[START Text passage]

Now you may ask - doesn't the built in Verity engine do this? It does, but if you have any other need for the text, you are out of luck. Verity sucks in the text and stores it in it's own format. You can't ask Verity to make a copy of the complete text. Let's get started!
Our code will make use of two open source products. The first is the Apache POI product. This is a set of Java libraries that allow deep integration into Office documents, both reading and writing. Our use of the library will be fairly simple - just reading. I downloaded the latest 3.2 version which provides support for Office formats from the old 97 versions up to the Office 2007 release. For OOXML you can use POI 3.5, which is in beta. I had trouble playing with this so decided to focus on the non-OOXML version.
After you download the zip, open up the archive and copy the 3 JAR files you find in the root. I copied these to a folder called 'jars' under my web root.
The next thing we need is JavaLoader. JavaLoader is a ColdFusion project created by Mark Mandel (the creator of Transfer). This code lets you load any random JAR file on the fly. Normally you have to copy new JARs to a specific location under your ColdFusion install and you have to follow this up with a server restart. JavaLoader is a much simpler way to handle this. It also helps with another problem - class conflicts. ColdFusion itself makes use of POI (you can see a few POI jar files in the lib folder) but the version bundled is older than what we need to use to extra our text. By using JavaLoader, we can make sure everything comes directly from the JARs in play. I downloaded JavaLoader and extracted the code to a folder named javaloader under my web root.
Alright, so let's look at some code. The first thing I want to do is get JavaLoader initialized with the JAR files from POI. When you initialize JavaLoader you pass in an array of JAR files. Since I put everything in a folder, I wrote some code to simply iterate over the directory and create a list of all the JARs. I then pass this to JavaLoader:
<!--- where the poi files are --->
<cfset jarpath = expandPath("./jars")>
<cfset paths = []>
<cfdirectory action="list" name="files" directory="#jarpath#" filter="*.jar" recurse="true">
<cfloop query="files">
<cfset arrayAppend(paths, directory & "/" & name)>
</cfloop>
<!--- load javaloader --->
<cfset variables.loader = createObject("component", "javaloader.JavaLoader").init(paths)>
Now I'm going to create a set of Java classes. This will be used by the extraction code and comes from my reading of the POI docs. Each extraction will typically involve one Java object for the file itself and one for the extractor:
<!--- generic file reader doohicky --->
<cfset myfile = createObject("java","java.io.FileInputStream")>
<!--- get our required things loaded --->
<!--- Word --->
<cfset doc = loader.create("org.apache.poi.hwpf.HWPFDocument")>
<cfset wordext = loader.create("org.apache.poi.hwpf.extractor.WordExtractor")>
<!--- Excel --->
<cfset excel = loader.create("org.apache.poi.hssf.usermodel.HSSFWorkbook")>
<cfset xlsext = loader.create("org.apache.poi.hssf.extractor.ExcelExtractor")>
<!--- Powerpoint --->
<cfset ppt = loader.create("org.apache.poi.hslf.HSLFSlideShow")>
<cfset pptext = loader.create("org.apache.poi.hslf.extractor.PowerPointExtractor")>
Ok, now to get parsing. I created a new folder called testdocs and dumped a few Word, Excel, and Powerpoint files inside. Our code will now loop over each file and attempt to extract it based on the extension:
<!--- get files --->
<cfset filePath = expandPath("./testdocs")>
<cfdirectory action="list" name="files" directory="#filePath#">
<cfoutput query="files">
<cfset theFile = filePath & "/" & name>
<cfset myfile.init(theFile)>
Reading: #theFile#<br/>
<cfswitch expression="#listLast(name,".")#">
<cfcase value="doc">
<cfset doc = doc.init(myfile)>
<cfset wordext.init(doc)>
<cfoutput>
<pre>
#wordext.getText()#
</pre>
</cfoutput>
</cfcase>
<cfcase value="xls">
<cfset excel = excel.init(myfile)>
<cfset xlsext = xlsext.init(excel)>
<cfoutput>
<pre>
#xlsext.getText()#
</pre>
</cfoutput>
</cfcase>
<cfcase value="ppt">
<cfset ppt = ppt.init(myfile)>
<cfset pptext = pptext.init(ppt)>
<cfoutput>
<pre>
#pptext.getText(true,true)#
</pre>
</cfoutput>
</cfcase>
</cfswitch>
<p><hr/></p>
</cfoutput>
As before we use cfdirectory and then we loop over each file. Notice that I'm initializing a FileInputStream object, myfile, which will be used to seed the specific object representations of the Office documents.

[END Text passage]
[START Material provided]

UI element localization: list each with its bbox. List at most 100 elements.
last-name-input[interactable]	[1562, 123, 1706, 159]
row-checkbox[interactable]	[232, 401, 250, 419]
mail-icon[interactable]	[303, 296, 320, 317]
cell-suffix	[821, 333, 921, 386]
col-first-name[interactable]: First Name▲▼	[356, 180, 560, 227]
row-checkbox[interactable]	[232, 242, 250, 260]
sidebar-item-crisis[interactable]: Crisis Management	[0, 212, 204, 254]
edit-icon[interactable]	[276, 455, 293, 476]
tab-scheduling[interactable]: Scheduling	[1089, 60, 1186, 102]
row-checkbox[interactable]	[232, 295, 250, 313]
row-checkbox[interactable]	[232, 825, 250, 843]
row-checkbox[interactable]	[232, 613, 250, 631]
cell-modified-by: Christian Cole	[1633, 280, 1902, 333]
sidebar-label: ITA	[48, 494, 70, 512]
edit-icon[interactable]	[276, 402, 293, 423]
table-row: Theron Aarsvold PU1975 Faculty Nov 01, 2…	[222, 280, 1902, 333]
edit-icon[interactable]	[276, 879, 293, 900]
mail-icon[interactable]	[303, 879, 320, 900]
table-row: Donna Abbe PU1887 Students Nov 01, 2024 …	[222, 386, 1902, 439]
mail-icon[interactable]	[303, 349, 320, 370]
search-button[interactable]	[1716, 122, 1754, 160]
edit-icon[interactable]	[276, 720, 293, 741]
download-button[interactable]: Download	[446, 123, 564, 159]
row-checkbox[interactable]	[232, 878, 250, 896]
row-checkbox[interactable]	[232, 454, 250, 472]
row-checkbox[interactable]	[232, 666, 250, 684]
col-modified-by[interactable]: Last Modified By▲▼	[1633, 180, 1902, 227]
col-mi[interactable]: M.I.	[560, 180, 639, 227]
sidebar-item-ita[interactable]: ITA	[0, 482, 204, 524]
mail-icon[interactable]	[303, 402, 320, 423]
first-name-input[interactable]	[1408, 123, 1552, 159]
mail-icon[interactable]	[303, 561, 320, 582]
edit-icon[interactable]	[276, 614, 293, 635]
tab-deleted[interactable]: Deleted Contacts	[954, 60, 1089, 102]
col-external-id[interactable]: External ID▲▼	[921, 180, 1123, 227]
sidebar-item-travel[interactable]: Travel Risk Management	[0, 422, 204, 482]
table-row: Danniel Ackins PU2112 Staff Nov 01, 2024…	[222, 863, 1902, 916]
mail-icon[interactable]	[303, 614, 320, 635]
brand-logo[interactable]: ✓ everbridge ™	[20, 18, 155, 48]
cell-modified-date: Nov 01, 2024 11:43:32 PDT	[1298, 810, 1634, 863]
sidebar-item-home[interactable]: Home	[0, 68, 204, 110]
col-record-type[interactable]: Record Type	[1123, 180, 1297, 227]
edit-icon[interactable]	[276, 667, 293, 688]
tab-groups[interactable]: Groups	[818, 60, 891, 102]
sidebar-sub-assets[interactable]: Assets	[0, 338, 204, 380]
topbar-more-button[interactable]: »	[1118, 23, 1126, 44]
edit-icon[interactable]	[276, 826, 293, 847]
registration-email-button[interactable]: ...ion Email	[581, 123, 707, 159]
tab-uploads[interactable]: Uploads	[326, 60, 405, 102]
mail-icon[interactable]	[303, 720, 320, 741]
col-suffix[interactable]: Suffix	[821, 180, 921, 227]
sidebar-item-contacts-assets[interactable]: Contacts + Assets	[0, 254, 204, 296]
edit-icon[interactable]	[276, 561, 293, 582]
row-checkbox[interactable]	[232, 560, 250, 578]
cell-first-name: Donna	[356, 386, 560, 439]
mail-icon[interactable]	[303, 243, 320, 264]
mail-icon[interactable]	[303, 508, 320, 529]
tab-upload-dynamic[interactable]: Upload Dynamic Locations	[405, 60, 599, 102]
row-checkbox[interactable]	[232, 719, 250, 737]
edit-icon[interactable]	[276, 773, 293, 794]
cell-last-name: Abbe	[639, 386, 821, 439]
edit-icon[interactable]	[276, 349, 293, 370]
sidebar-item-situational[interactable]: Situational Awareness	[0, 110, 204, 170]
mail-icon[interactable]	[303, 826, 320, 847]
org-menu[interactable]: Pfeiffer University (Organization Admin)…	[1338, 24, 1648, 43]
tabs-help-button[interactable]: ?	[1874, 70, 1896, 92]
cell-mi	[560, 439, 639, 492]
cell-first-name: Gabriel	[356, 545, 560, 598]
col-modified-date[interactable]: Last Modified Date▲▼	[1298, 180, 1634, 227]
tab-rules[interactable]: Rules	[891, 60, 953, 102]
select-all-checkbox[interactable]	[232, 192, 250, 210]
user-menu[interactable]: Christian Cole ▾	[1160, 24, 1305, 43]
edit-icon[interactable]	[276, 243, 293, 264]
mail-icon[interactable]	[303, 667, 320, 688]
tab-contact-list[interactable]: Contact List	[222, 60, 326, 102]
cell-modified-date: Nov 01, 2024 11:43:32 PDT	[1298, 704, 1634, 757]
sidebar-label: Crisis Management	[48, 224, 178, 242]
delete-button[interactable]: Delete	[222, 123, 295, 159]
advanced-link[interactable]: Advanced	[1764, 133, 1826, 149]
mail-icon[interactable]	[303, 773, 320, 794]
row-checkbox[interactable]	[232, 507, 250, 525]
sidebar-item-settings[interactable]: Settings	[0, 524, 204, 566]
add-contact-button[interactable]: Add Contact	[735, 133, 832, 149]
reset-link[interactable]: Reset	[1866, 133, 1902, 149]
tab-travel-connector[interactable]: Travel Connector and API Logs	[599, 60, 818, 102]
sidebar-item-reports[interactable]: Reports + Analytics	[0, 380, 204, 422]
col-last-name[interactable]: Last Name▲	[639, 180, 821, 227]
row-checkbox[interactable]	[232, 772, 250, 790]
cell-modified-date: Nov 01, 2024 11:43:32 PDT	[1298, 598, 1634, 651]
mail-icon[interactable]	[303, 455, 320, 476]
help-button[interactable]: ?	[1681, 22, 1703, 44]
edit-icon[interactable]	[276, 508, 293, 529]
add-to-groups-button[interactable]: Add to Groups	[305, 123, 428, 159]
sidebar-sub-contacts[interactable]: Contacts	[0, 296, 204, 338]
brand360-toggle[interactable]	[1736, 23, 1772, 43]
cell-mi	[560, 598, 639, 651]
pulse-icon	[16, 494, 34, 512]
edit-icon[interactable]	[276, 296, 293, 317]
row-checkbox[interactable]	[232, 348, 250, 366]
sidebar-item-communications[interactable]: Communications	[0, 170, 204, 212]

[END Material provided]

• [Stated problem 1]: From the text on extracting text from Office documents, write out the passage from "Now you may" to "Let's get started!".
• [Stated problem 2]: In the text on extracting text from Office documents, restate the paragraph beginning "The next thing we need is JavaLoader" as a brief bulleted list that keeps its main facts.
• [Stated problem 3]:
Answer these questions using the text on extracting text from Office documents:
(a) Which version of the Apache POI product did the author download?
(b) Where did the author copy the three JAR files from the root of the POI archive?
(c) What folder did the author create to hold the Word, Excel, and Powerpoint files for testing?

• [Correct response 1]:
Now you may ask - doesn't the built in Verity engine do this? It does, but if you have any other need for the text, you are out of luck. Verity sucks in the text and stores it in it's own format. You can't ask Verity to make a copy of the complete text. Let's get started!

• [Correct response 2]:
- JavaLoader is a ColdFusion project created by Mark Mandel, the creator of Transfer.
- It loads any JAR file on the fly. Normally, new JARs must be copied to a specific location under the ColdFusion install, followed by a server restart.
- It also prevents class conflicts. ColdFusion bundles its own POI, but that version is older than the one needed here. JavaLoader ensures everything comes directly from the JARs in use.
- The author downloaded JavaLoader and extracted it to a folder named javaloader under the web root.

• [Correct response 3]:
(a) The latest 3.2 version.
(b) To a folder called 'jars' under the web root.
(c) A folder called testdocs.